§ **SHORT TASK**
Transcribe the whole listing without a single picture.

§ **EXTRACTED MATERIAL**

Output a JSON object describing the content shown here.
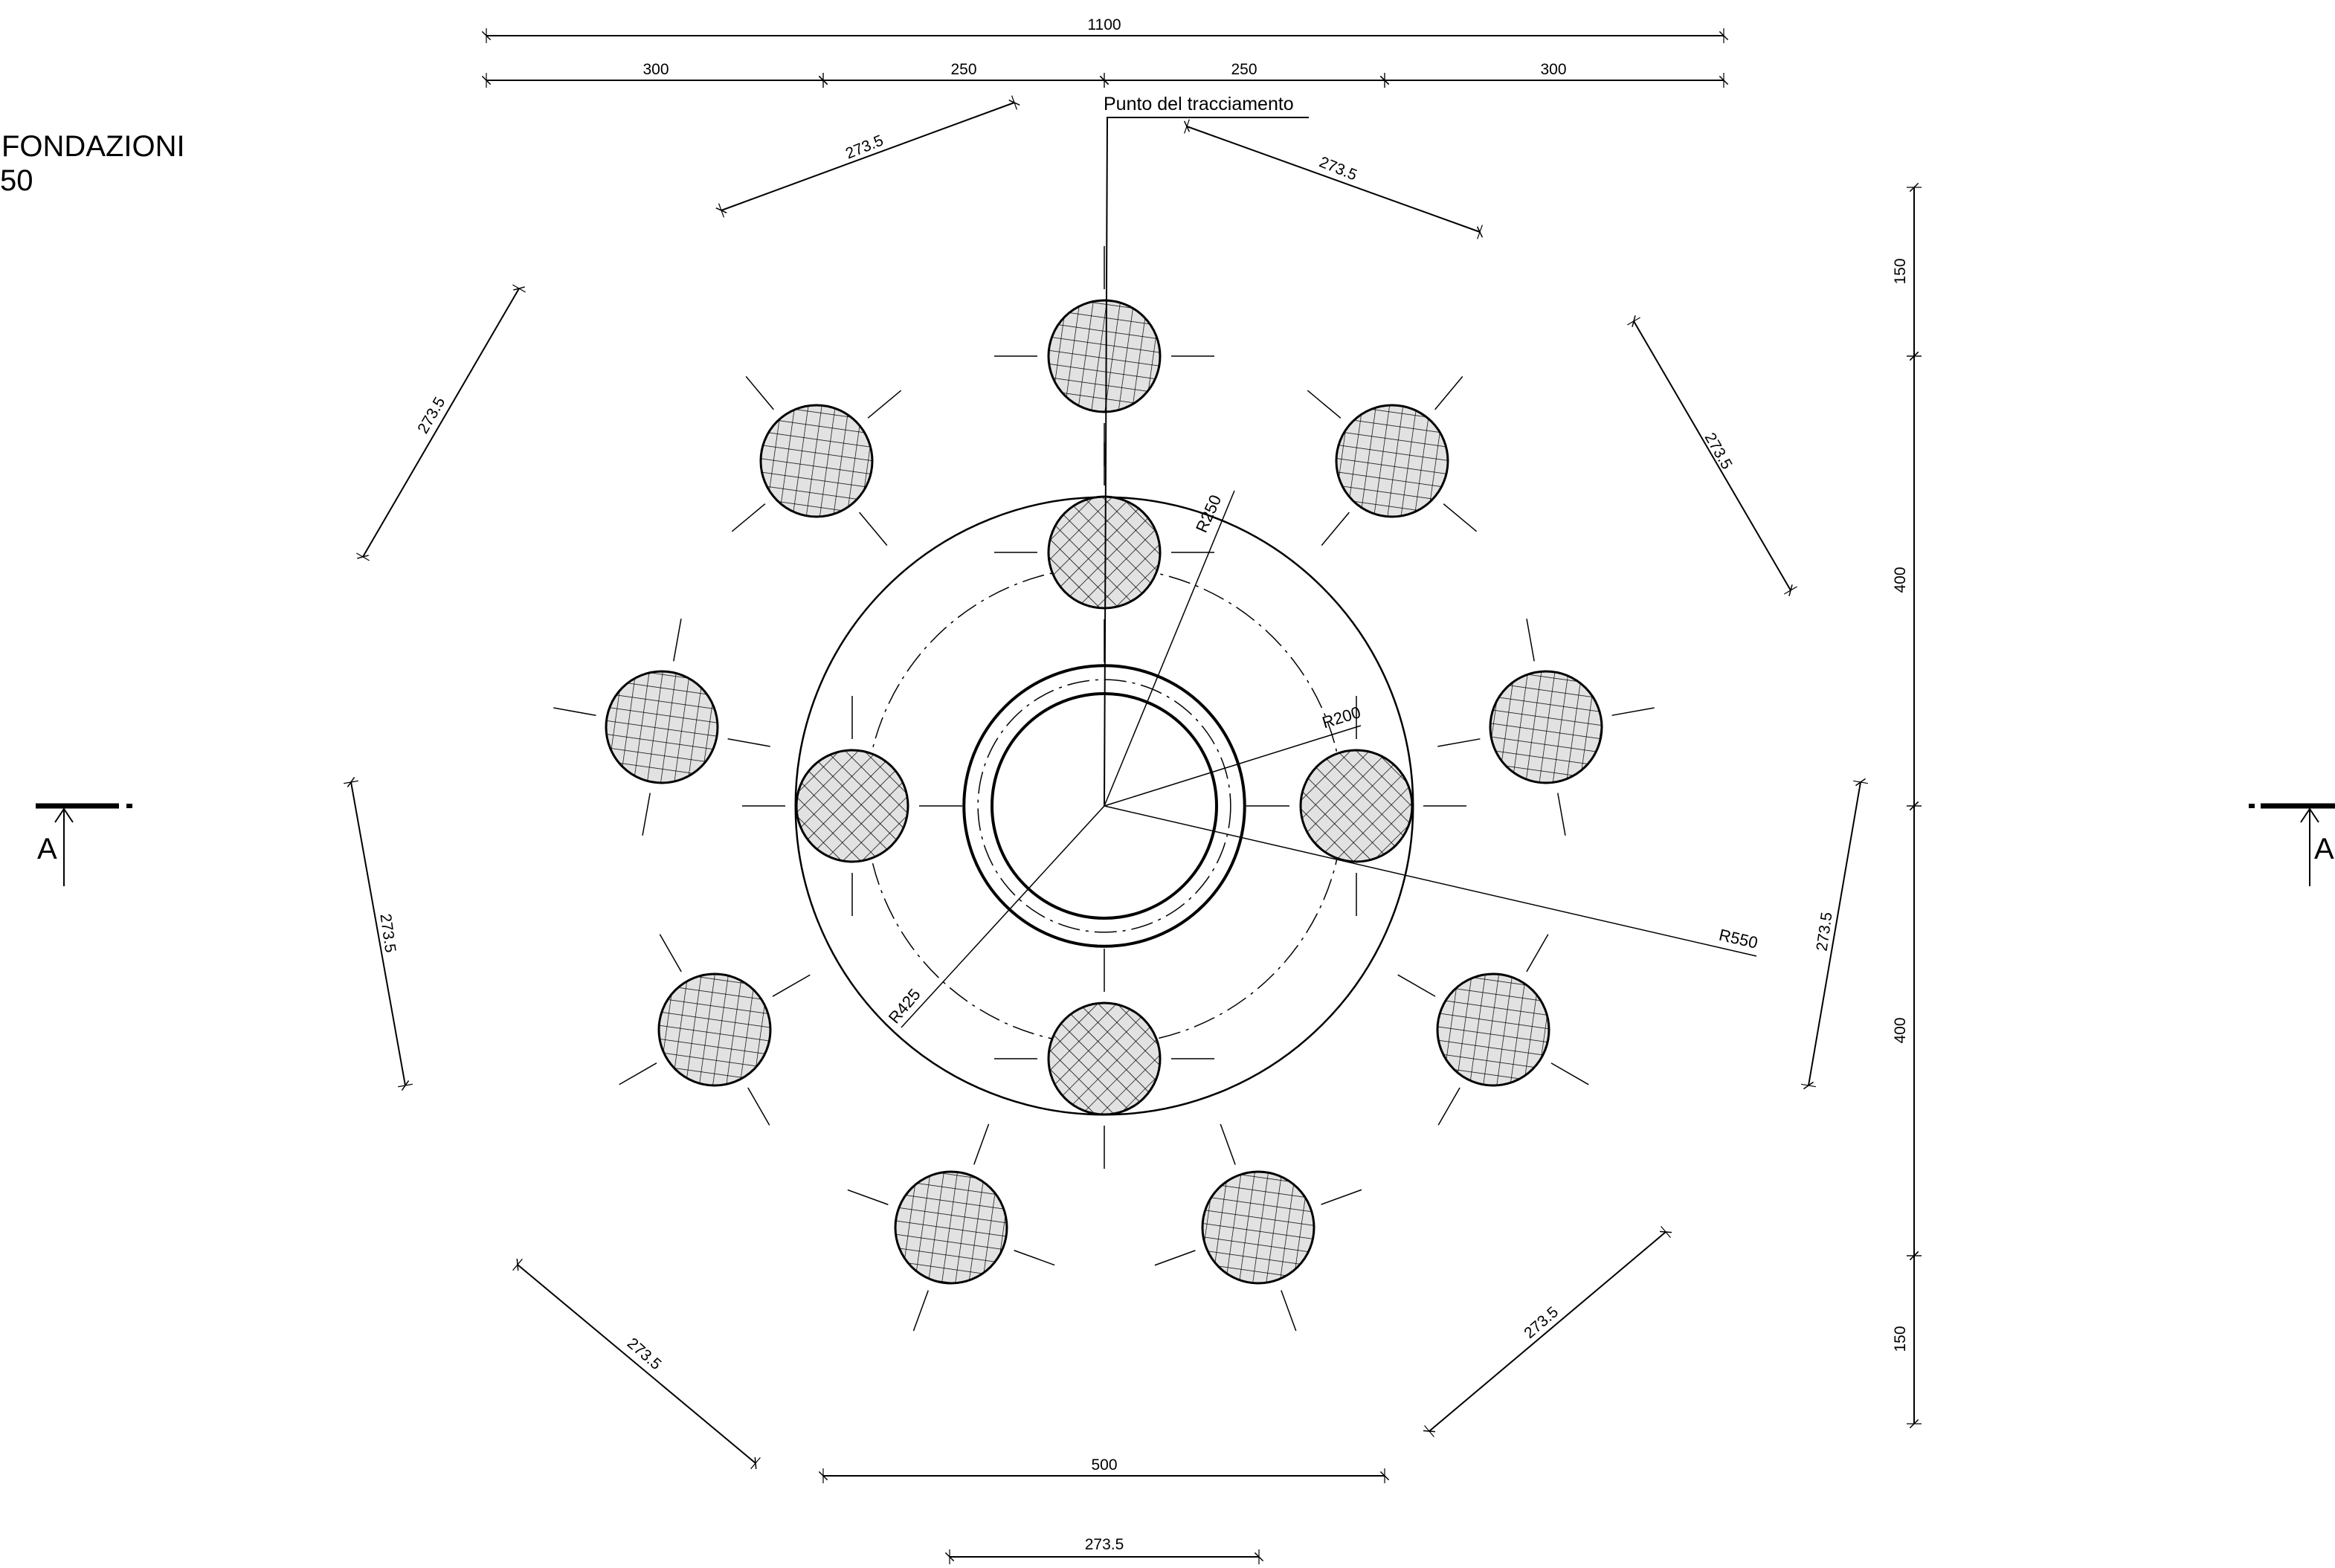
{
  "title": {
    "line1": "FONDAZIONI",
    "line2": "50"
  },
  "note": {
    "label": "Punto del tracciamento"
  },
  "dimensions": {
    "top_total": "1100",
    "top_seg_1": "300",
    "top_seg_2": "250",
    "top_seg_3": "250",
    "top_seg_4": "300",
    "chord": "273.5",
    "bottom_width": "500",
    "right_top": "150",
    "right_upper": "400",
    "right_lower": "400",
    "right_bottom": "150"
  },
  "radii": {
    "r_inner": "R200",
    "r_ring": "R250",
    "r_pile_circle": "R425",
    "r_outer": "R550"
  },
  "section": {
    "left_label": "A",
    "right_label": "A"
  },
  "colors": {
    "line": "#000000",
    "pile_fill": "#e2e2e2",
    "background": "#ffffff"
  }
}
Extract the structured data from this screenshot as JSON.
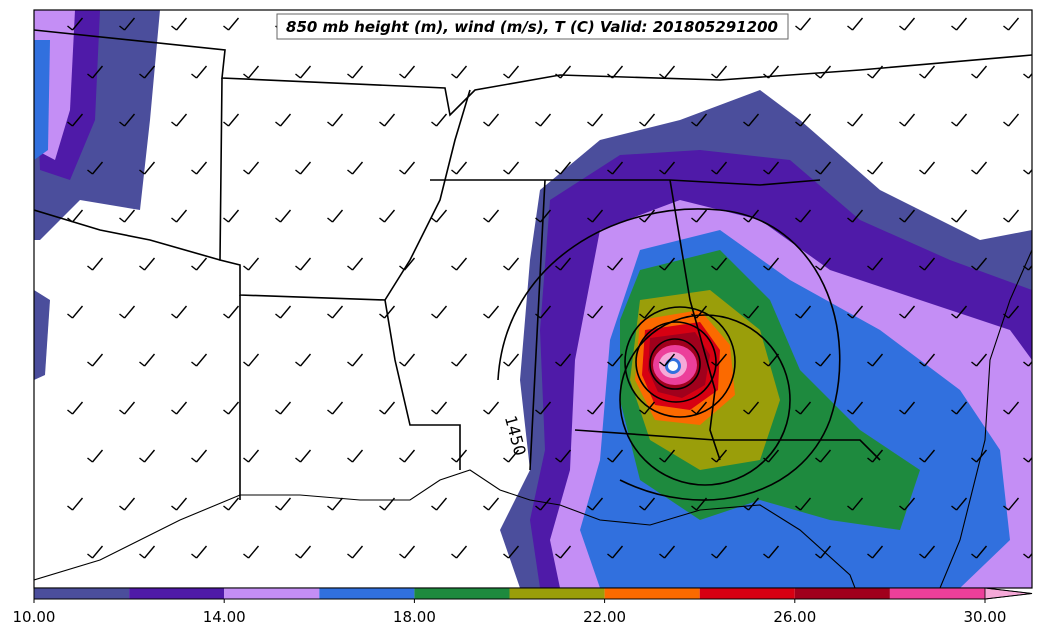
{
  "map": {
    "title": "850 mb height (m), wind (m/s), T (C) Valid: 201805291200",
    "contour_label": "1450",
    "colorbar": {
      "levels": [
        10,
        12,
        14,
        16,
        18,
        20,
        22,
        24,
        26,
        28,
        30
      ],
      "colors": [
        "#4b4e9c",
        "#4f1aa8",
        "#c48ef5",
        "#3170de",
        "#1e8a3e",
        "#9a9e0a",
        "#fb6a00",
        "#d70012",
        "#a0001c",
        "#ec3f9a",
        "#f6a9d8"
      ],
      "ticks": [
        {
          "value": 10,
          "label": "10.00"
        },
        {
          "value": 14,
          "label": "14.00"
        },
        {
          "value": 18,
          "label": "18.00"
        },
        {
          "value": 22,
          "label": "22.00"
        },
        {
          "value": 26,
          "label": "26.00"
        },
        {
          "value": 30,
          "label": "30.00"
        }
      ]
    }
  }
}
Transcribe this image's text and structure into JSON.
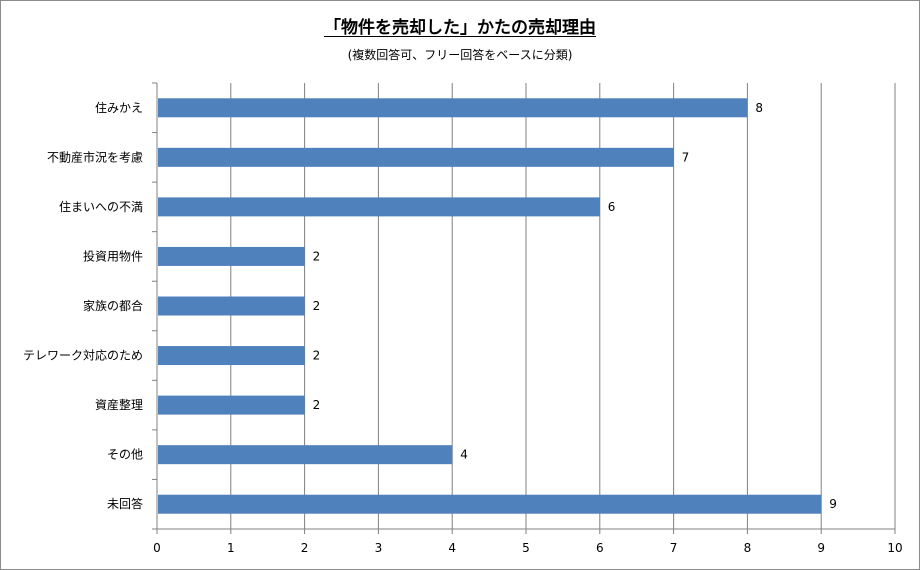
{
  "chart_data": {
    "type": "bar",
    "orientation": "horizontal",
    "title": "「物件を売却した」かたの売却理由",
    "subtitle": "(複数回答可、フリー回答をベースに分類)",
    "categories": [
      "住みかえ",
      "不動産市況を考慮",
      "住まいへの不満",
      "投資用物件",
      "家族の都合",
      "テレワーク対応のため",
      "資産整理",
      "その他",
      "未回答"
    ],
    "values": [
      8,
      7,
      6,
      2,
      2,
      2,
      2,
      4,
      9
    ],
    "xlim": [
      0,
      10
    ],
    "ticks": [
      "0",
      "1",
      "2",
      "3",
      "4",
      "5",
      "6",
      "7",
      "8",
      "9",
      "10"
    ],
    "bar_color": "#4f81bd",
    "grid": true,
    "data_labels": true,
    "legend": "none"
  }
}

§ **CORRECT OUTPUT**
Output a JSON object describing the content shown here.
{
  "title": {
    "line1": "FONDAZIONI",
    "line2": "50"
  },
  "note": {
    "label": "Punto del tracciamento"
  },
  "dimensions": {
    "top_total": "1100",
    "top_seg_1": "300",
    "top_seg_2": "250",
    "top_seg_3": "250",
    "top_seg_4": "300",
    "chord": "273.5",
    "bottom_width": "500",
    "right_top": "150",
    "right_upper": "400",
    "right_lower": "400",
    "right_bottom": "150"
  },
  "radii": {
    "r_inner": "R200",
    "r_ring": "R250",
    "r_pile_circle": "R425",
    "r_outer": "R550"
  },
  "section": {
    "left_label": "A",
    "right_label": "A"
  },
  "colors": {
    "line": "#000000",
    "pile_fill": "#e2e2e2",
    "background": "#ffffff"
  }
}
Extract the structured data from this screenshot as JSON.
{
  "map": {
    "title": "850 mb height (m), wind (m/s), T (C) Valid: 201805291200",
    "contour_label": "1450",
    "colorbar": {
      "levels": [
        10,
        12,
        14,
        16,
        18,
        20,
        22,
        24,
        26,
        28,
        30
      ],
      "colors": [
        "#4b4e9c",
        "#4f1aa8",
        "#c48ef5",
        "#3170de",
        "#1e8a3e",
        "#9a9e0a",
        "#fb6a00",
        "#d70012",
        "#a0001c",
        "#ec3f9a",
        "#f6a9d8"
      ],
      "ticks": [
        {
          "value": 10,
          "label": "10.00"
        },
        {
          "value": 14,
          "label": "14.00"
        },
        {
          "value": 18,
          "label": "18.00"
        },
        {
          "value": 22,
          "label": "22.00"
        },
        {
          "value": 26,
          "label": "26.00"
        },
        {
          "value": 30,
          "label": "30.00"
        }
      ]
    }
  }
}
Transcribe this image's text and structure into JSON.
{
  "chart_data": {
    "type": "bar",
    "orientation": "horizontal",
    "title": "「物件を売却した」かたの売却理由",
    "subtitle": "(複数回答可、フリー回答をベースに分類)",
    "categories": [
      "住みかえ",
      "不動産市況を考慮",
      "住まいへの不満",
      "投資用物件",
      "家族の都合",
      "テレワーク対応のため",
      "資産整理",
      "その他",
      "未回答"
    ],
    "values": [
      8,
      7,
      6,
      2,
      2,
      2,
      2,
      4,
      9
    ],
    "xlim": [
      0,
      10
    ],
    "ticks": [
      "0",
      "1",
      "2",
      "3",
      "4",
      "5",
      "6",
      "7",
      "8",
      "9",
      "10"
    ],
    "bar_color": "#4f81bd",
    "grid": true,
    "data_labels": true,
    "legend": "none"
  }
}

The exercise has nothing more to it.